Directions for this task
Your task is to print all of the data word for word.
Begin Records for processing
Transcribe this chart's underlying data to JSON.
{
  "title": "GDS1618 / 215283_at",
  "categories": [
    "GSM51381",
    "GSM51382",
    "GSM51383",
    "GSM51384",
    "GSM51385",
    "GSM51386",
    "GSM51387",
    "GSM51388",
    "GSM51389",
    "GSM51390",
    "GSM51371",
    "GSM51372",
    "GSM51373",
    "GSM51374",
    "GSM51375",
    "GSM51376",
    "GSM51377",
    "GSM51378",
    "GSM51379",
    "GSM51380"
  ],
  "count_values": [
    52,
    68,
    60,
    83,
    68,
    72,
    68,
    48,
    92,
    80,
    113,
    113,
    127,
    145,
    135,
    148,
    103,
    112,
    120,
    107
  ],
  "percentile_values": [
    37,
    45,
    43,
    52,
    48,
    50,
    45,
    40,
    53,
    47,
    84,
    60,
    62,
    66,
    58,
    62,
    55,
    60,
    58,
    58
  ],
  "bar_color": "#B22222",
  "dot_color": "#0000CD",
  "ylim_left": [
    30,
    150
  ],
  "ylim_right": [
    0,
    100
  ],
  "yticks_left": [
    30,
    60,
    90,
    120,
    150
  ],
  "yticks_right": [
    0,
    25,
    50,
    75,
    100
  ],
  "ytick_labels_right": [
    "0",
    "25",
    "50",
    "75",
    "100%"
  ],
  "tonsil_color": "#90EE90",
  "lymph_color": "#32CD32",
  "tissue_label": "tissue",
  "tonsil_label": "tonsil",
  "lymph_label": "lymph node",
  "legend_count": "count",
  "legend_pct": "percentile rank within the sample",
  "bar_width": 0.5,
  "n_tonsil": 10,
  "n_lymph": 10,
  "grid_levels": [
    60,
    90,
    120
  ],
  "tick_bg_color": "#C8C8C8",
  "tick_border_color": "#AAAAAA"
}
End Records for processing
Reply to the task
Transcribe this chart's underlying data to JSON.
{
  "title": "GDS1618 / 215283_at",
  "categories": [
    "GSM51381",
    "GSM51382",
    "GSM51383",
    "GSM51384",
    "GSM51385",
    "GSM51386",
    "GSM51387",
    "GSM51388",
    "GSM51389",
    "GSM51390",
    "GSM51371",
    "GSM51372",
    "GSM51373",
    "GSM51374",
    "GSM51375",
    "GSM51376",
    "GSM51377",
    "GSM51378",
    "GSM51379",
    "GSM51380"
  ],
  "count_values": [
    52,
    68,
    60,
    83,
    68,
    72,
    68,
    48,
    92,
    80,
    113,
    113,
    127,
    145,
    135,
    148,
    103,
    112,
    120,
    107
  ],
  "percentile_values": [
    37,
    45,
    43,
    52,
    48,
    50,
    45,
    40,
    53,
    47,
    84,
    60,
    62,
    66,
    58,
    62,
    55,
    60,
    58,
    58
  ],
  "bar_color": "#B22222",
  "dot_color": "#0000CD",
  "ylim_left": [
    30,
    150
  ],
  "ylim_right": [
    0,
    100
  ],
  "yticks_left": [
    30,
    60,
    90,
    120,
    150
  ],
  "yticks_right": [
    0,
    25,
    50,
    75,
    100
  ],
  "ytick_labels_right": [
    "0",
    "25",
    "50",
    "75",
    "100%"
  ],
  "tonsil_color": "#90EE90",
  "lymph_color": "#32CD32",
  "tissue_label": "tissue",
  "tonsil_label": "tonsil",
  "lymph_label": "lymph node",
  "legend_count": "count",
  "legend_pct": "percentile rank within the sample",
  "bar_width": 0.5,
  "n_tonsil": 10,
  "n_lymph": 10,
  "grid_levels": [
    60,
    90,
    120
  ],
  "tick_bg_color": "#C8C8C8",
  "tick_border_color": "#AAAAAA"
}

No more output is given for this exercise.